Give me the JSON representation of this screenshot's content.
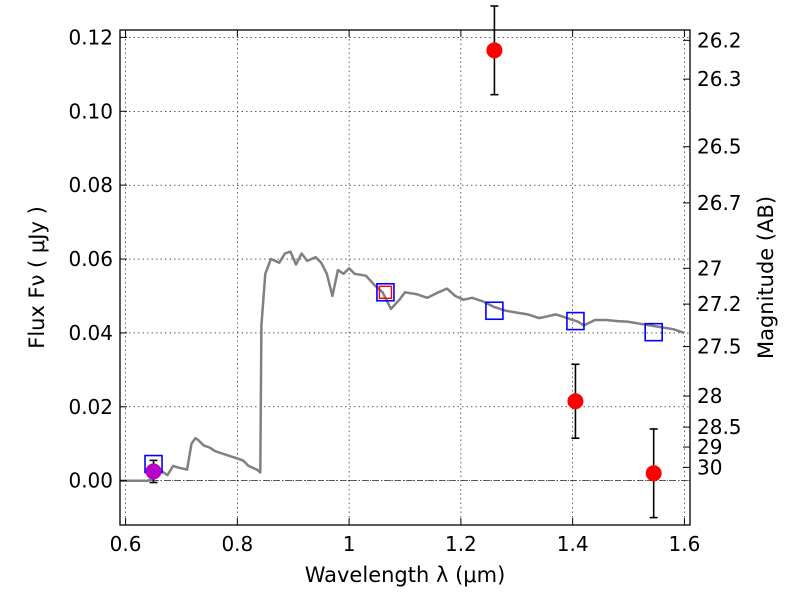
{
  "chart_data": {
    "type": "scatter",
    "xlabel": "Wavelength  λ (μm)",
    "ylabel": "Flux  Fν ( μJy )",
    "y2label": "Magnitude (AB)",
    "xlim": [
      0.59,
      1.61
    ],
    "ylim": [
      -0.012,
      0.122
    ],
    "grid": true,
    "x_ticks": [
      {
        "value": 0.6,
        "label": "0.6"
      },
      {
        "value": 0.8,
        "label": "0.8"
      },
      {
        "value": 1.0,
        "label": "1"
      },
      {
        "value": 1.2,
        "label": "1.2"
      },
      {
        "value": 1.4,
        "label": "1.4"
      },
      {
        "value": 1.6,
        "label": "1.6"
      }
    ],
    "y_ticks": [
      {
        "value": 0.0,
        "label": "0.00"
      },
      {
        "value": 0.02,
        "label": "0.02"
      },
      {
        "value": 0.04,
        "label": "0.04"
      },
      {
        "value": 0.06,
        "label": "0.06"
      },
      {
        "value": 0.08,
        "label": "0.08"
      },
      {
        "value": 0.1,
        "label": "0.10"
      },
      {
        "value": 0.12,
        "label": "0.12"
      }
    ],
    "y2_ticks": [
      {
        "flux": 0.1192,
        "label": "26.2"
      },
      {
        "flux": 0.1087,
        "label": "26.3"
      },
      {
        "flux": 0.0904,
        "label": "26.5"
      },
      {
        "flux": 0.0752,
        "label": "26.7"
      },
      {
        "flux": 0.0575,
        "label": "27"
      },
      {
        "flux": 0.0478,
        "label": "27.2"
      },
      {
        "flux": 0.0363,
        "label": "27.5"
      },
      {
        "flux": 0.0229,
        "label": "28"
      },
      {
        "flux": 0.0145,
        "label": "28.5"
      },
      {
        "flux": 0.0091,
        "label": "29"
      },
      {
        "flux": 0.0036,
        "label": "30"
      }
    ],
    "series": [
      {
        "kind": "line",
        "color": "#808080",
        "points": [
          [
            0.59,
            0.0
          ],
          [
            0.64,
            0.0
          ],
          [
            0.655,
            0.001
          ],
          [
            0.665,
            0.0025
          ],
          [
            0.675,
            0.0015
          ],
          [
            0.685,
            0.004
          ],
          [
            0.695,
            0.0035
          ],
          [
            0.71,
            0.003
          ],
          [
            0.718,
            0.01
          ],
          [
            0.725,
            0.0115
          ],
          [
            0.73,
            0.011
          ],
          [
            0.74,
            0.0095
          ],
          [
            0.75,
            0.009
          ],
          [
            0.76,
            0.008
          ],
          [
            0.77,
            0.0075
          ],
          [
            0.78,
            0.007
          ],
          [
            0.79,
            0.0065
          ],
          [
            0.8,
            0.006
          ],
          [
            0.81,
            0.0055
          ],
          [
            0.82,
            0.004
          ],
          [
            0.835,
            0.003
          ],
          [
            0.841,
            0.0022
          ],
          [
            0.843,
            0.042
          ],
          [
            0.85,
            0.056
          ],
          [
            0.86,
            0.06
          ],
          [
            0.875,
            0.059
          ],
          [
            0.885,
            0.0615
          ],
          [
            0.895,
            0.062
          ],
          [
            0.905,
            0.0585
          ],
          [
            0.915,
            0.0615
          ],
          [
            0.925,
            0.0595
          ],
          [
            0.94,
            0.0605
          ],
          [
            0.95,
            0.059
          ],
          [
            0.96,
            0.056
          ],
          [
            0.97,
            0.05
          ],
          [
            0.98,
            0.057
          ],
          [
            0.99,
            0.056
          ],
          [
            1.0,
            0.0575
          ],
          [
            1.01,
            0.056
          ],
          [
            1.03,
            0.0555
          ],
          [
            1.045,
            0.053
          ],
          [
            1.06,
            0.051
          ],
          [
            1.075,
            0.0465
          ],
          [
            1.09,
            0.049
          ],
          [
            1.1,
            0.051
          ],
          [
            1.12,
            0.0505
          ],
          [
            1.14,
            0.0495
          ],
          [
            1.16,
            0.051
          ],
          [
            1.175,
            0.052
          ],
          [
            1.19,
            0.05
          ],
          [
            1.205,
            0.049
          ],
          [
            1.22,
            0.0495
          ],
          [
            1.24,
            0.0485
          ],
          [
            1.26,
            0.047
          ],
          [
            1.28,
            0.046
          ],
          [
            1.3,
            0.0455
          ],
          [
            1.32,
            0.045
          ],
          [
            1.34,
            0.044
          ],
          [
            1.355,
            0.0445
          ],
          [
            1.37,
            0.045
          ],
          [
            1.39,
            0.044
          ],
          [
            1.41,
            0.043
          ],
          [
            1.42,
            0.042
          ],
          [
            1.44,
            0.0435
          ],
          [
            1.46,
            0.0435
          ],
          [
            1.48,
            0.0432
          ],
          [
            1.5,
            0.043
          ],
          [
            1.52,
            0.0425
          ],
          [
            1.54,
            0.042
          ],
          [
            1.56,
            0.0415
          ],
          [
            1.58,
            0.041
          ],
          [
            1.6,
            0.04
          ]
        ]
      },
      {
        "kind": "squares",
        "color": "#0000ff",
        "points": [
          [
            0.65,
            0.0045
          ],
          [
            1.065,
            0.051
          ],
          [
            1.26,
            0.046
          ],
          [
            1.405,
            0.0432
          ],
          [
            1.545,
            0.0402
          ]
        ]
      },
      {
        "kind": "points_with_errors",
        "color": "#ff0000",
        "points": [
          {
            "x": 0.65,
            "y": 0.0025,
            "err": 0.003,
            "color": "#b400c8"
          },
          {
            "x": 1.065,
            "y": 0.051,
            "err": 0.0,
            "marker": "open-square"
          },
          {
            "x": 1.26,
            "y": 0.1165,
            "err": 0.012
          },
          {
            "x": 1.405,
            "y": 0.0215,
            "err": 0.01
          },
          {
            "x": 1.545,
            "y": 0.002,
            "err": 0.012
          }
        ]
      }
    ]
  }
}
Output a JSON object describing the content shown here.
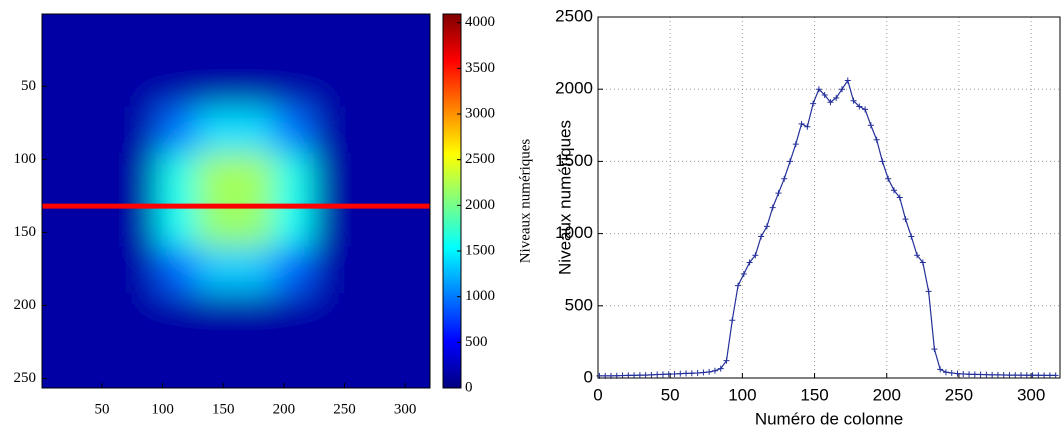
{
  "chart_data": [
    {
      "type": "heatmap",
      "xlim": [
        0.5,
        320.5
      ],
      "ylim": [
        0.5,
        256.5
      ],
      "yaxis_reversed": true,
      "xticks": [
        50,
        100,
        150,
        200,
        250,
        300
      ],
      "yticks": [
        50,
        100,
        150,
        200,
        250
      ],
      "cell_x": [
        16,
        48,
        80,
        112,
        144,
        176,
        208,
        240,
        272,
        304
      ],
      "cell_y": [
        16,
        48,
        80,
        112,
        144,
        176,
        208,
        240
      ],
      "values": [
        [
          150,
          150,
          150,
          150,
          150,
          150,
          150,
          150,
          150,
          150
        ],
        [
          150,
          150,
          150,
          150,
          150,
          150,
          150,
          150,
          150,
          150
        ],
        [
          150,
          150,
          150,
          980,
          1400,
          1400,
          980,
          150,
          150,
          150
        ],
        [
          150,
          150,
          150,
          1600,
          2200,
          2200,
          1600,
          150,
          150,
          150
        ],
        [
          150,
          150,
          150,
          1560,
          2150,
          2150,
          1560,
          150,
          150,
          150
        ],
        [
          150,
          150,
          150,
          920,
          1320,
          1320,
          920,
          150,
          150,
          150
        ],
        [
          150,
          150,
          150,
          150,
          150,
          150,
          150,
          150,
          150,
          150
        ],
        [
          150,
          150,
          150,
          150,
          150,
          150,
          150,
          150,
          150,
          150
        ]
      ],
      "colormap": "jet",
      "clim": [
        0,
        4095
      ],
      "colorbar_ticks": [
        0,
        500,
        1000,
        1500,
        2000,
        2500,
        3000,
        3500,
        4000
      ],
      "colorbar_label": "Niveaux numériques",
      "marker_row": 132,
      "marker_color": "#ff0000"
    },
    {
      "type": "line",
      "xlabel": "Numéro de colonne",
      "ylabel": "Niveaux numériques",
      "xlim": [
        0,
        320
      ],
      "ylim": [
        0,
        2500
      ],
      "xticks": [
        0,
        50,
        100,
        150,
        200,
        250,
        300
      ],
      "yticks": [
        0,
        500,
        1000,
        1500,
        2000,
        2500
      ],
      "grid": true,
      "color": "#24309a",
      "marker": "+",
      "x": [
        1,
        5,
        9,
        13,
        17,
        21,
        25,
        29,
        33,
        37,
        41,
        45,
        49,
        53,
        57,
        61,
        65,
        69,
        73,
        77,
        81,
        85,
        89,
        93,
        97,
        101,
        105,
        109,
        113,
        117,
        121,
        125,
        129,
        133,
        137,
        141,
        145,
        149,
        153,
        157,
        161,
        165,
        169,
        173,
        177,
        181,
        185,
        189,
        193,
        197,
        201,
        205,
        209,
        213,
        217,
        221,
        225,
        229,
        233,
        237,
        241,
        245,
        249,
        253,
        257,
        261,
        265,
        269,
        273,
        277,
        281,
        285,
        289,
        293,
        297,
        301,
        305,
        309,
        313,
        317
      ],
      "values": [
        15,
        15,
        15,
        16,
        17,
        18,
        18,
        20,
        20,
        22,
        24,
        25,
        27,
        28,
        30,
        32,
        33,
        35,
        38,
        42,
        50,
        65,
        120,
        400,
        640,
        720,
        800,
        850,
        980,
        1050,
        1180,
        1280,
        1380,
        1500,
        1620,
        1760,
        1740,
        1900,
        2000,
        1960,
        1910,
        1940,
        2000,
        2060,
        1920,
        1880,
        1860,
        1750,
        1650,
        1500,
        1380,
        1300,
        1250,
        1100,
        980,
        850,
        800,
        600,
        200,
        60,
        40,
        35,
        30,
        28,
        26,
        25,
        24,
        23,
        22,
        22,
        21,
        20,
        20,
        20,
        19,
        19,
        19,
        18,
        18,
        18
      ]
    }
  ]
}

========

■ **Direction**
Your answer should be a single number: the count of lines that contain "ylabel".

■ **The result**
2